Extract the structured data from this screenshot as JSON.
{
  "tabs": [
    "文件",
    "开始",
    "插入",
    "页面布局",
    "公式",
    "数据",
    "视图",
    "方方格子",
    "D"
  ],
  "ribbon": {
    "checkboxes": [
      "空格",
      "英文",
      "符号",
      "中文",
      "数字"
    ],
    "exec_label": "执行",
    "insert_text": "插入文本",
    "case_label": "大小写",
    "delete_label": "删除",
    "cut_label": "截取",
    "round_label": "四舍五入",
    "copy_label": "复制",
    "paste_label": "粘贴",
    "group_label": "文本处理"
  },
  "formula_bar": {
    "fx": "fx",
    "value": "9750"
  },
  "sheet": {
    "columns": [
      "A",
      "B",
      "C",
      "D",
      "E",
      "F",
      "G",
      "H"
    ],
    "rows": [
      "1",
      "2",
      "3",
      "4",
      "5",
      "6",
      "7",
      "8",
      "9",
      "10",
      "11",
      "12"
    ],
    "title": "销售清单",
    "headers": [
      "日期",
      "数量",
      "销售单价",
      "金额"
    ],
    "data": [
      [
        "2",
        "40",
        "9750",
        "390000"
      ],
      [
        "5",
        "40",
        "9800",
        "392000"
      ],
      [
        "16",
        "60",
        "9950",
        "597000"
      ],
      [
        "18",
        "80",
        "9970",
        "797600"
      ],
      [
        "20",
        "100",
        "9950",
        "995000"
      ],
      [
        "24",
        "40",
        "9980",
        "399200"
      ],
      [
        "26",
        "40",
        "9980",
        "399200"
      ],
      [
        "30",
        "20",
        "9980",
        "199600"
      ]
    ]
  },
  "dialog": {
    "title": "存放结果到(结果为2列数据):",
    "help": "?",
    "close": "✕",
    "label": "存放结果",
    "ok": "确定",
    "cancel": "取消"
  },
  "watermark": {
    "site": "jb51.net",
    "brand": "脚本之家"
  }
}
....
▶ _Aim of the task_
Return each line with "data".

▶ _Response_
Extract the structured data from this screenshot as JSON.
    "data": [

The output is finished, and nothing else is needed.